WHAT IS EXPECTED - Repeat the listing below in full, exactly as it stands.

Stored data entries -
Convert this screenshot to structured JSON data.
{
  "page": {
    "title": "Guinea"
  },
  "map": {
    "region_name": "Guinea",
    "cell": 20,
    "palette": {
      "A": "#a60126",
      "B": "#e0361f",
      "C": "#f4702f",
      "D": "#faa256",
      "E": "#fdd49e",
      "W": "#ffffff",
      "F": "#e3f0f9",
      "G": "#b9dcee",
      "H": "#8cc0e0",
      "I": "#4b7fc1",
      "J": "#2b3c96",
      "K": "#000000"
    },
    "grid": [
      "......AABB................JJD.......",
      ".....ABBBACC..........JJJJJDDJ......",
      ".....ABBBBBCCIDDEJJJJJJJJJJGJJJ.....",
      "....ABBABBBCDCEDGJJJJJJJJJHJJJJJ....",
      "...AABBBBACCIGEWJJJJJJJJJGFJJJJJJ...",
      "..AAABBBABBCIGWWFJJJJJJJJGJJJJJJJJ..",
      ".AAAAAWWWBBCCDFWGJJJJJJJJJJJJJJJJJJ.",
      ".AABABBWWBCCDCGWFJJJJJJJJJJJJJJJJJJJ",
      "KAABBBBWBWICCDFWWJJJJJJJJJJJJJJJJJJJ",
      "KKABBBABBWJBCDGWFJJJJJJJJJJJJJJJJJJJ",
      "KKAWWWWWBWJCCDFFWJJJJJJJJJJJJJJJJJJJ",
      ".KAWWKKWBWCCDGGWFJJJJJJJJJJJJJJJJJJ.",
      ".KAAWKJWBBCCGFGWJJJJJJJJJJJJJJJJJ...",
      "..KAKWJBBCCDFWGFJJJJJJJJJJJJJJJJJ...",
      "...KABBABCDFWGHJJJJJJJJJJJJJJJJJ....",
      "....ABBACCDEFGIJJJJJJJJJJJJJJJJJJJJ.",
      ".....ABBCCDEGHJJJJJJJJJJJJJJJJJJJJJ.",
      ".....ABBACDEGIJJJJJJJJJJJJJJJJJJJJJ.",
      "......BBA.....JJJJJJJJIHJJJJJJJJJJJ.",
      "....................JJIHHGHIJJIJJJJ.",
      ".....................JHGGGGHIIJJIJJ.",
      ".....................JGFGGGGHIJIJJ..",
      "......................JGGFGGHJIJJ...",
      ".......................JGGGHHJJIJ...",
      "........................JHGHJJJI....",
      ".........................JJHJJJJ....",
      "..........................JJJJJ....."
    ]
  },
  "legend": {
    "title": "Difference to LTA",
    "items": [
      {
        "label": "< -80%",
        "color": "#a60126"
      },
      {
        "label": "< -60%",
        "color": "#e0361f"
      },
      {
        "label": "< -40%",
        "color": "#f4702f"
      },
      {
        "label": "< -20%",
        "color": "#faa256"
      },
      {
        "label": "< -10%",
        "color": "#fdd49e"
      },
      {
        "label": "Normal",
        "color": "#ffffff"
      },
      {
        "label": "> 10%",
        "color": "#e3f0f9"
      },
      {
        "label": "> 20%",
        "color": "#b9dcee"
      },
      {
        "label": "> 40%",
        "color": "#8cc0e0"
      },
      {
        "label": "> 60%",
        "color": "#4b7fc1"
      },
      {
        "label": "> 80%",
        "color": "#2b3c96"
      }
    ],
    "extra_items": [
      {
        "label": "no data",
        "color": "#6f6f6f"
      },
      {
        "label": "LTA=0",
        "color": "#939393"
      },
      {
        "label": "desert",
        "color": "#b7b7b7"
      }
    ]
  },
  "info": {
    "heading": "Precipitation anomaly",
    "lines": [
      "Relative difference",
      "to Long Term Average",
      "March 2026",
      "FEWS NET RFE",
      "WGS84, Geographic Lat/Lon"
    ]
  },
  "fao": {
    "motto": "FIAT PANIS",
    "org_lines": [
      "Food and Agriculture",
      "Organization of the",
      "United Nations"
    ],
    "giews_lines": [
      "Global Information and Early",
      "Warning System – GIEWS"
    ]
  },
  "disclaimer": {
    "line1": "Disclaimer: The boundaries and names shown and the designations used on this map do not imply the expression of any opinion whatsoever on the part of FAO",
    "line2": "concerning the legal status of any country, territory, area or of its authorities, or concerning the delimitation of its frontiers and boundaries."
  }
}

FINISHED TASK -
Convert this screenshot to structured JSON data.
{
  "page": {
    "title": "Guinea"
  },
  "map": {
    "region_name": "Guinea",
    "cell": 20,
    "palette": {
      "A": "#a60126",
      "B": "#e0361f",
      "C": "#f4702f",
      "D": "#faa256",
      "E": "#fdd49e",
      "W": "#ffffff",
      "F": "#e3f0f9",
      "G": "#b9dcee",
      "H": "#8cc0e0",
      "I": "#4b7fc1",
      "J": "#2b3c96",
      "K": "#000000"
    },
    "grid": [
      "......AABB................JJD.......",
      ".....ABBBACC..........JJJJJDDJ......",
      ".....ABBBBBCCIDDEJJJJJJJJJJGJJJ.....",
      "....ABBABBBCDCEDGJJJJJJJJJHJJJJJ....",
      "...AABBBBACCIGEWJJJJJJJJJGFJJJJJJ...",
      "..AAABBBABBCIGWWFJJJJJJJJGJJJJJJJJ..",
      ".AAAAAWWWBBCCDFWGJJJJJJJJJJJJJJJJJJ.",
      ".AABABBWWBCCDCGWFJJJJJJJJJJJJJJJJJJJ",
      "KAABBBBWBWICCDFWWJJJJJJJJJJJJJJJJJJJ",
      "KKABBBABBWJBCDGWFJJJJJJJJJJJJJJJJJJJ",
      "KKAWWWWWBWJCCDFFWJJJJJJJJJJJJJJJJJJJ",
      ".KAWWKKWBWCCDGGWFJJJJJJJJJJJJJJJJJJ.",
      ".KAAWKJWBBCCGFGWJJJJJJJJJJJJJJJJJ...",
      "..KAKWJBBCCDFWGFJJJJJJJJJJJJJJJJJ...",
      "...KABBABCDFWGHJJJJJJJJJJJJJJJJJ....",
      "....ABBACCDEFGIJJJJJJJJJJJJJJJJJJJJ.",
      ".....ABBCCDEGHJJJJJJJJJJJJJJJJJJJJJ.",
      ".....ABBACDEGIJJJJJJJJJJJJJJJJJJJJJ.",
      "......BBA.....JJJJJJJJIHJJJJJJJJJJJ.",
      "....................JJIHHGHIJJIJJJJ.",
      ".....................JHGGGGHIIJJIJJ.",
      ".....................JGFGGGGHIJIJJ..",
      "......................JGGFGGHJIJJ...",
      ".......................JGGGHHJJIJ...",
      "........................JHGHJJJI....",
      ".........................JJHJJJJ....",
      "..........................JJJJJ....."
    ]
  },
  "legend": {
    "title": "Difference to LTA",
    "items": [
      {
        "label": "< -80%",
        "color": "#a60126"
      },
      {
        "label": "< -60%",
        "color": "#e0361f"
      },
      {
        "label": "< -40%",
        "color": "#f4702f"
      },
      {
        "label": "< -20%",
        "color": "#faa256"
      },
      {
        "label": "< -10%",
        "color": "#fdd49e"
      },
      {
        "label": "Normal",
        "color": "#ffffff"
      },
      {
        "label": "> 10%",
        "color": "#e3f0f9"
      },
      {
        "label": "> 20%",
        "color": "#b9dcee"
      },
      {
        "label": "> 40%",
        "color": "#8cc0e0"
      },
      {
        "label": "> 60%",
        "color": "#4b7fc1"
      },
      {
        "label": "> 80%",
        "color": "#2b3c96"
      }
    ],
    "extra_items": [
      {
        "label": "no data",
        "color": "#6f6f6f"
      },
      {
        "label": "LTA=0",
        "color": "#939393"
      },
      {
        "label": "desert",
        "color": "#b7b7b7"
      }
    ]
  },
  "info": {
    "heading": "Precipitation anomaly",
    "lines": [
      "Relative difference",
      "to Long Term Average",
      "March 2026",
      "FEWS NET RFE",
      "WGS84, Geographic Lat/Lon"
    ]
  },
  "fao": {
    "motto": "FIAT PANIS",
    "org_lines": [
      "Food and Agriculture",
      "Organization of the",
      "United Nations"
    ],
    "giews_lines": [
      "Global Information and Early",
      "Warning System – GIEWS"
    ]
  },
  "disclaimer": {
    "line1": "Disclaimer: The boundaries and names shown and the designations used on this map do not imply the expression of any opinion whatsoever on the part of FAO",
    "line2": "concerning the legal status of any country, territory, area or of its authorities, or concerning the delimitation of its frontiers and boundaries."
  }
}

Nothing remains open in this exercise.